Source excerpt —

Biryani (/bɜːrˈjɑːni/) is a mixed rice dish originating among the Muslims of the Indian subcontinent. It is made with Indian spices, rice, and usually some type of meat (chicken, beef, goat, lamb, prawn, fish), and sometimes, in addition, eggs and potatoes.
|Alternative names||Biriyani, Biriani, Beriani, Briyani, Breyani, Briani, Birani, Buriyani, Bariania, Beriani|
|Region or state||Indian subcontinent, Western Asia, Central Asia, Southeast Asia|
|Ingredients generally used|
Biryani is one of the most popular dishes in South Asia, as well as among the diaspora from the region. Similar dishes are also prepared in other parts of the world such as in Iraq, Thailand, and Malaysia. Biryani is the single most-ordered dish on Indian online food ordering and delivery services.
One theory states that it originated from birinj (Persian: برنج), the Persian word for rice. Another theory states that it is derived from biryan or beriyan (Persian: بریان), which means "to fry" or "to roast". It may alternatively be related to the Persian word bereshtan (Persian: برشتن) which likewise means "to roast (onions)", as the dish is often prepared by flavoring rice with fried onions and meat, besides mild spices. Persian was used as an official language in different parts of medieval India by various Islamic dynasties.
The exact origin of the dish is uncertain. In North India, different varieties of biryani developed in the Muslim centres of Delhi (Mughlai cuisine), Rampur, Lucknow (Awadhi cuisine) and other small principalities. In South India, where rice is more widely used as a staple food, several distinct varieties of biryani emerged from Hyderabad Deccan (where some believe the dish originated) as well as Tamil Nadu (Ambur, Thanjavur, Chettinad, Salem, Dindigal), Kerala (Malabar), Telangana, and Karnataka (Bhatkal) where Muslim communities were present.
According to historian Lizzie Collingham, the modern biryani developed in the royal kitchens of the Mughal Empire (1526–1857) and is a mix of the native spicy rice dishes of India and the Persian pilaf. Indian restaurateur Kris Dhillon believes that the dish originated in Persia, and was brought to India by the Mughals.
Another theory claims that the dish was prepared in India before the first Mughal emperor Babur conquered India. The 16th-century Mughal text Ain-i-Akbari makes no distinction between biryanis and pilaf (or pulao): it states that the word "biryani" is of older usage in India. A similar theory, that biryani came to India with Timur's invasion, appears to be incorrect, because there is no record of biryani having existed in his native land during that period.

Data segment —
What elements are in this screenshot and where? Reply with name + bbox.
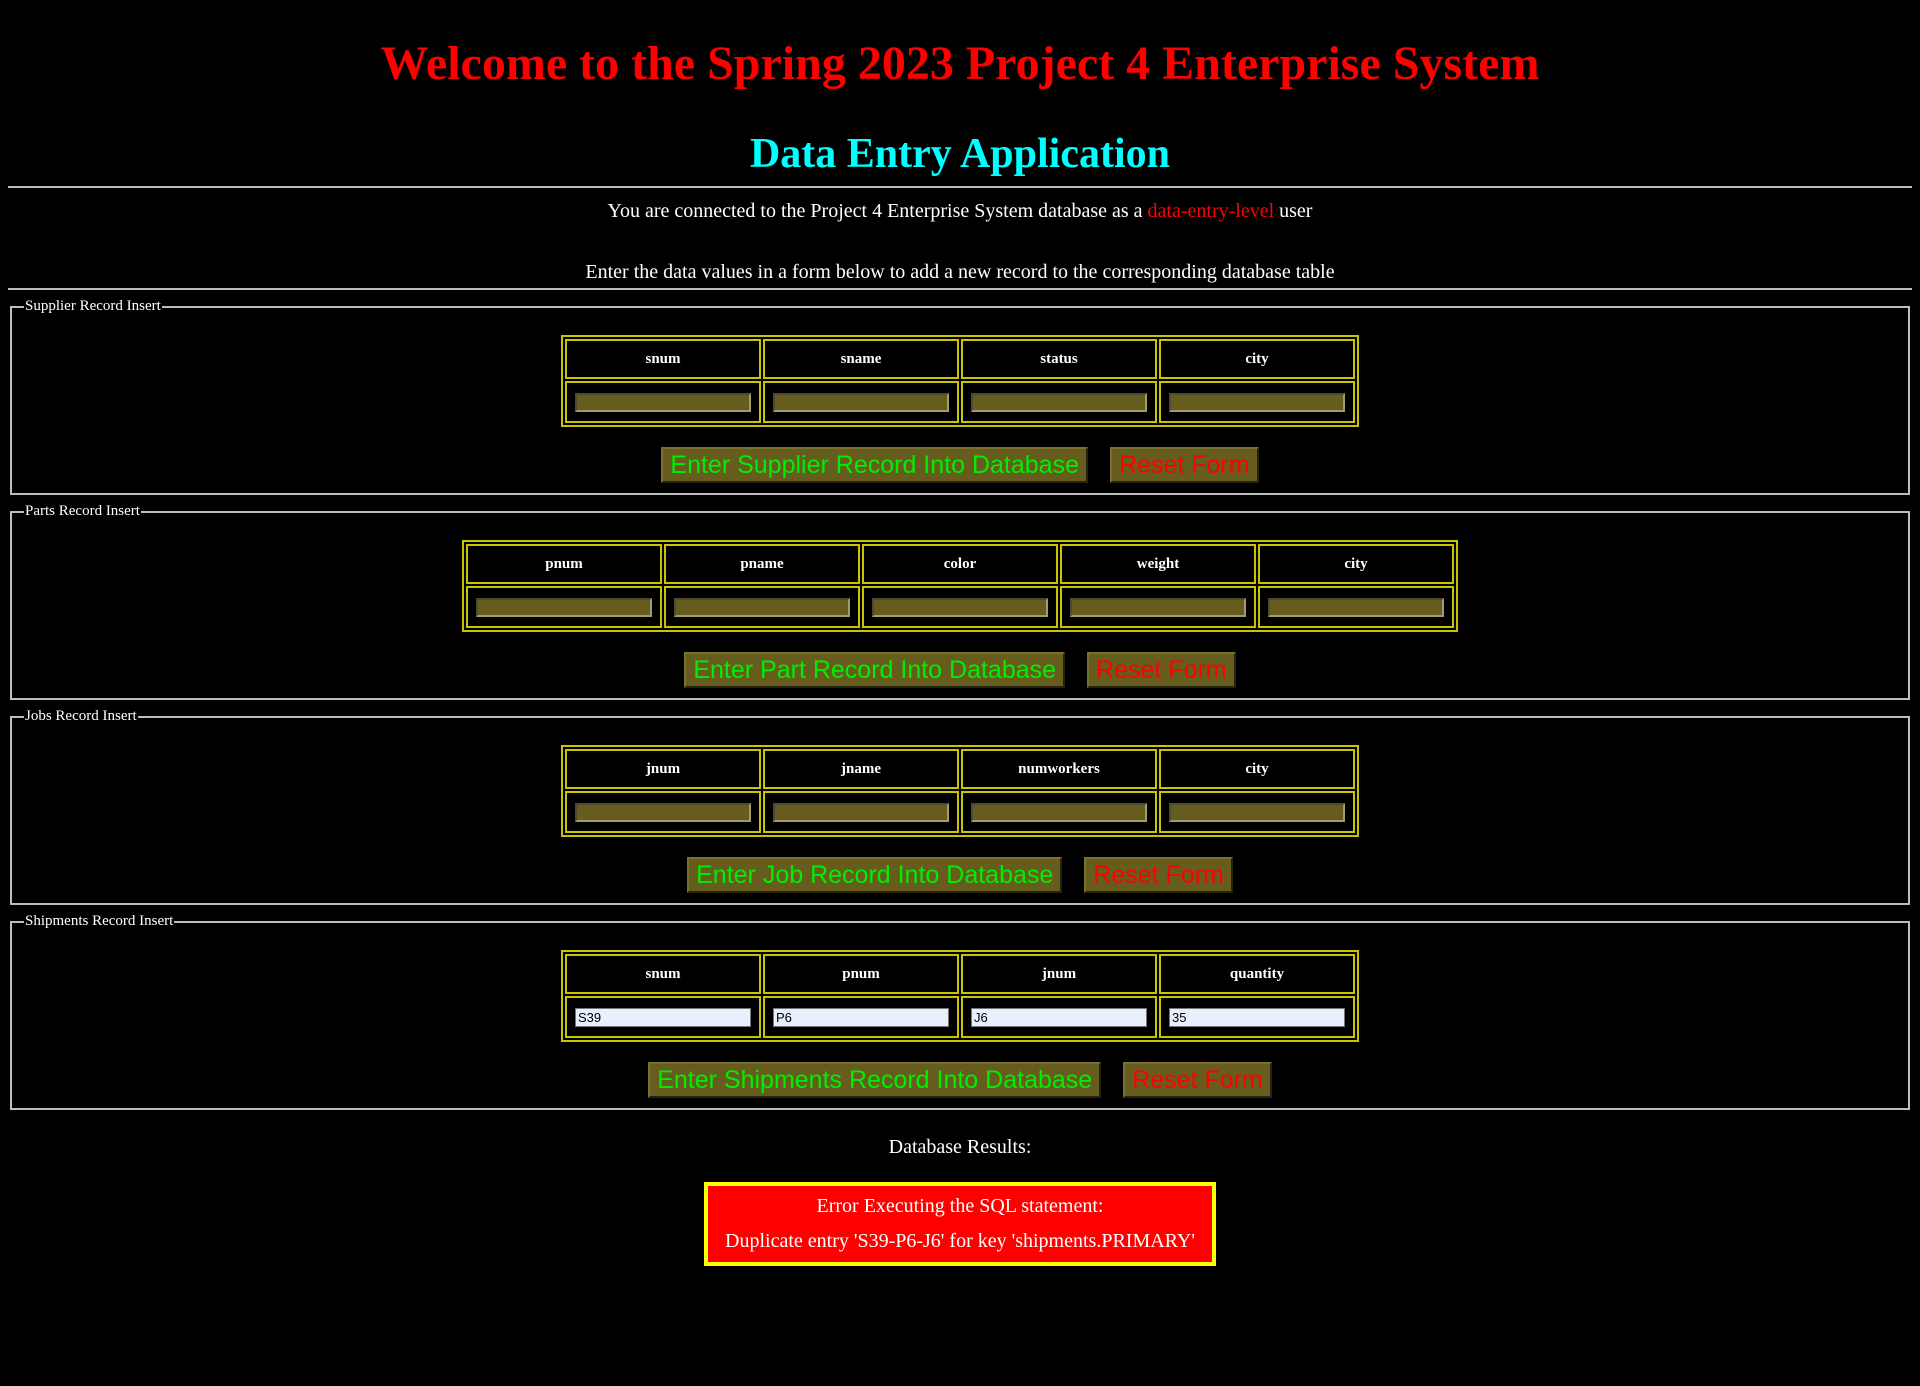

Task requirements —
**A)** Repeat the part of the biryani passage that begins at the words "According to historian" and stops after the words "during that period.".
**B)** According to historian Lizzie Collingham in the biryani passage, where did the modern biryani develop?
**C)** List every type of meat that the biryani passage names as usually used in the dish.

Solutions by task —
**A)**
According to historian Lizzie Collingham, the modern biryani developed in the royal kitchens of the Mughal Empire (1526–1857) and is a mix of the native spicy rice dishes of India and the Persian pilaf. Indian restaurateur Kris Dhillon believes that the dish originated in Persia, and was brought to India by the Mughals.
Another theory claims that the dish was prepared in India before the first Mughal emperor Babur conquered India. The 16th-century Mughal text Ain-i-Akbari makes no distinction between biryanis and pilaf (or pulao): it states that the word "biryani" is of older usage in India. A similar theory, that biryani came to India with Timur's invasion, appears to be incorrect, because there is no record of biryani having existed in his native land during that period.

**B)** In the royal kitchens of the Mughal Empire (1526–1857).

**C)** chicken, beef, goat, lamb, prawn, fish